All of the entries must be reproduced exactly, with no images carried over.

Extracted data entries
· · · · · · ·
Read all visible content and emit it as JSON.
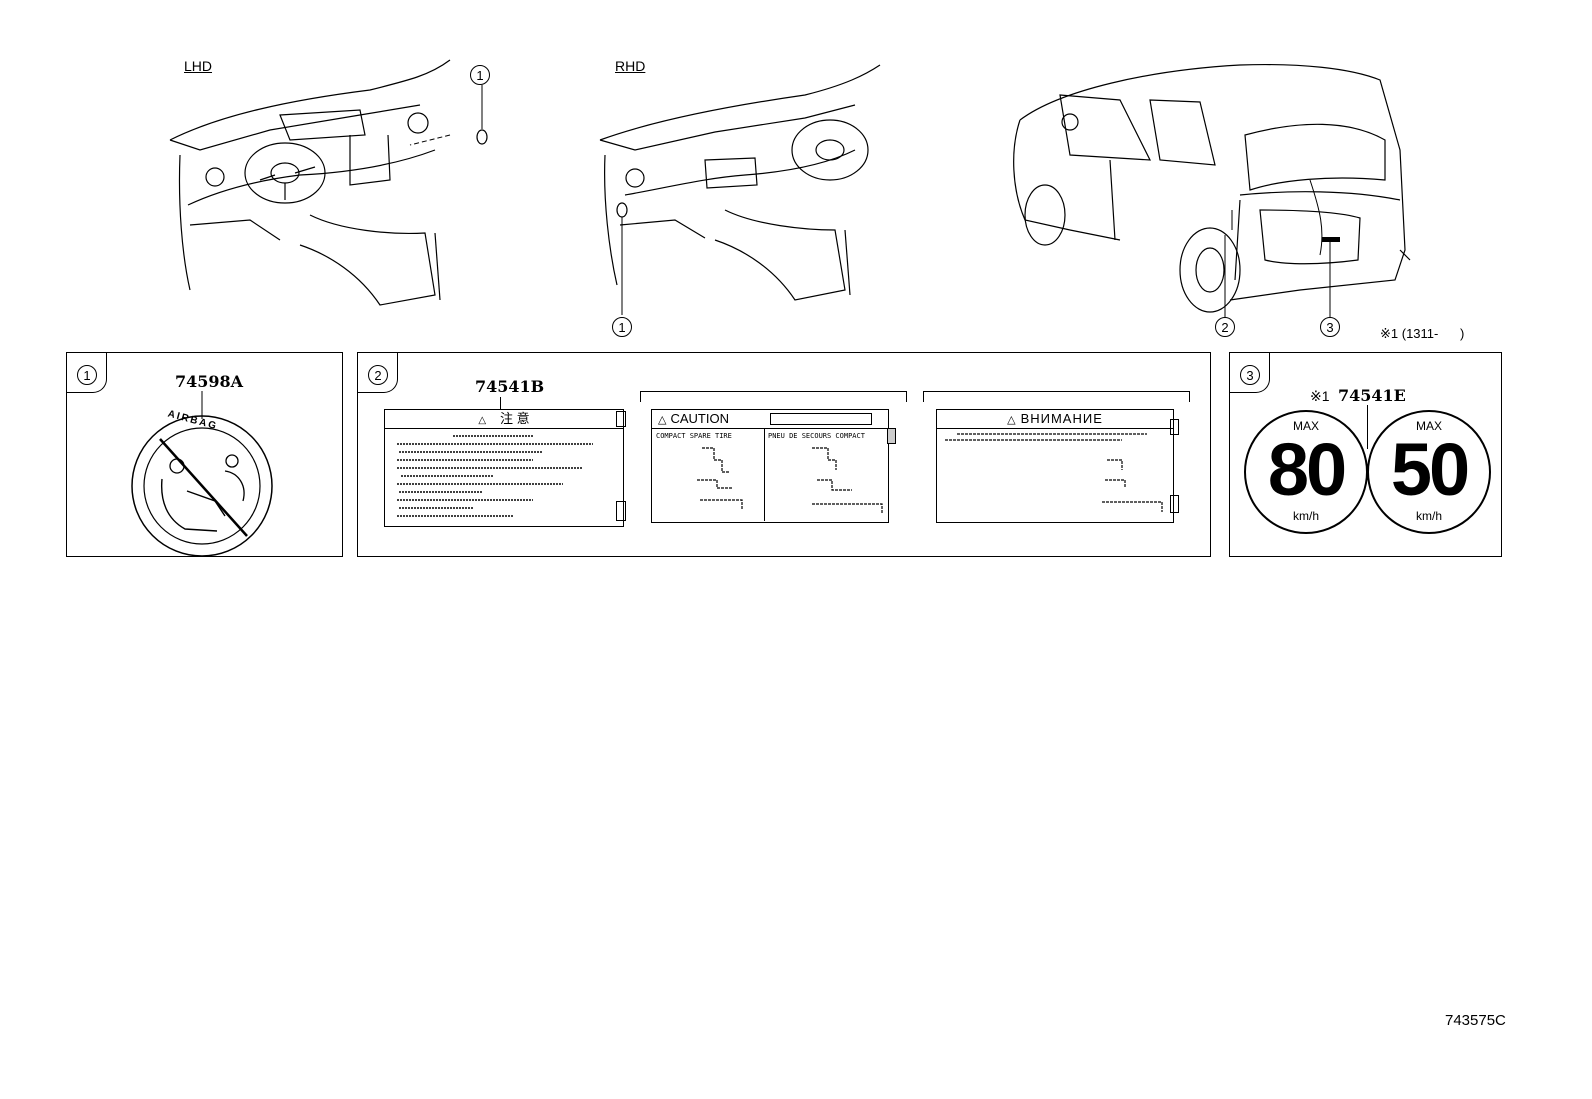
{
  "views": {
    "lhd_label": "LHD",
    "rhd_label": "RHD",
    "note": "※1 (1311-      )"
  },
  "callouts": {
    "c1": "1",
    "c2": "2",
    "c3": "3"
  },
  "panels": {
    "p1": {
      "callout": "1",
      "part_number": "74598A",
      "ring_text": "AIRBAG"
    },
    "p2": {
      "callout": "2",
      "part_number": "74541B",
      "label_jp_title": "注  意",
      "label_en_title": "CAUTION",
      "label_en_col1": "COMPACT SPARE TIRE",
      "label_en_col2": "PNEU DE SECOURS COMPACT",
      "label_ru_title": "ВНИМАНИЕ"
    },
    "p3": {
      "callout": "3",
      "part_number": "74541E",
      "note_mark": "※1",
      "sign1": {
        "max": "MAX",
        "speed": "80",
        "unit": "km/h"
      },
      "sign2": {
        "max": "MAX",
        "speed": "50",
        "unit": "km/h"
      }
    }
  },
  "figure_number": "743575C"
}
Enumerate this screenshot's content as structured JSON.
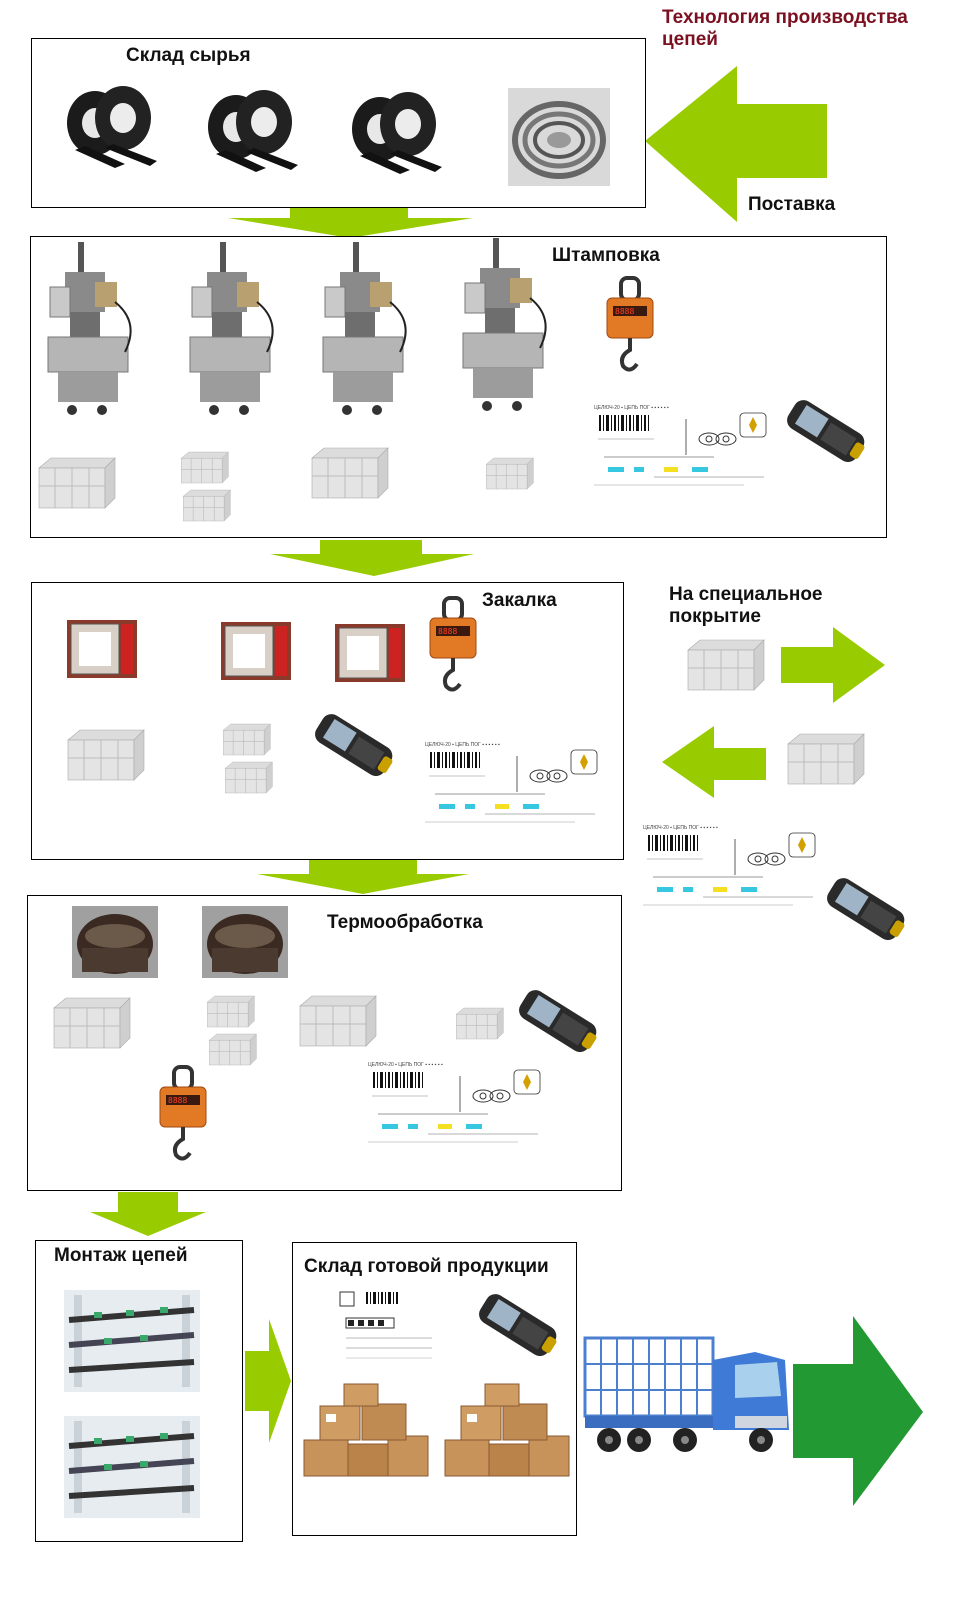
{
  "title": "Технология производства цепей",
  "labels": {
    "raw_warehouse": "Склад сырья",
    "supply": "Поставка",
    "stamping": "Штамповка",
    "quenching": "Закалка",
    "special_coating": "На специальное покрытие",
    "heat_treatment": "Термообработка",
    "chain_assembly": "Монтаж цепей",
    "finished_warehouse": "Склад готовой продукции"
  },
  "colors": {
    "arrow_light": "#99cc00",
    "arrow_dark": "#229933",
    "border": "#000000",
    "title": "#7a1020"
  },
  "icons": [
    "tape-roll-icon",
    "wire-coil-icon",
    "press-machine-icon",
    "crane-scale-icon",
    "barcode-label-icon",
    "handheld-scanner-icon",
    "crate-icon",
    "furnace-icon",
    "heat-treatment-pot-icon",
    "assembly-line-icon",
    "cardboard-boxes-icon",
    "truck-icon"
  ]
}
· · · · · · ·
[EXERCISE ANSWER]:
Read all visible content and emit it as JSON.
{
  "views": {
    "lhd_label": "LHD",
    "rhd_label": "RHD",
    "note": "※1 (1311-      )"
  },
  "callouts": {
    "c1": "1",
    "c2": "2",
    "c3": "3"
  },
  "panels": {
    "p1": {
      "callout": "1",
      "part_number": "74598A",
      "ring_text": "AIRBAG"
    },
    "p2": {
      "callout": "2",
      "part_number": "74541B",
      "label_jp_title": "注  意",
      "label_en_title": "CAUTION",
      "label_en_col1": "COMPACT SPARE TIRE",
      "label_en_col2": "PNEU DE SECOURS COMPACT",
      "label_ru_title": "ВНИМАНИЕ"
    },
    "p3": {
      "callout": "3",
      "part_number": "74541E",
      "note_mark": "※1",
      "sign1": {
        "max": "MAX",
        "speed": "80",
        "unit": "km/h"
      },
      "sign2": {
        "max": "MAX",
        "speed": "50",
        "unit": "km/h"
      }
    }
  },
  "figure_number": "743575C"
}
Enumerate this screenshot's content as structured JSON.
{
  "title": "Технология производства цепей",
  "labels": {
    "raw_warehouse": "Склад сырья",
    "supply": "Поставка",
    "stamping": "Штамповка",
    "quenching": "Закалка",
    "special_coating": "На специальное покрытие",
    "heat_treatment": "Термообработка",
    "chain_assembly": "Монтаж цепей",
    "finished_warehouse": "Склад готовой продукции"
  },
  "colors": {
    "arrow_light": "#99cc00",
    "arrow_dark": "#229933",
    "border": "#000000",
    "title": "#7a1020"
  },
  "icons": [
    "tape-roll-icon",
    "wire-coil-icon",
    "press-machine-icon",
    "crane-scale-icon",
    "barcode-label-icon",
    "handheld-scanner-icon",
    "crate-icon",
    "furnace-icon",
    "heat-treatment-pot-icon",
    "assembly-line-icon",
    "cardboard-boxes-icon",
    "truck-icon"
  ]
}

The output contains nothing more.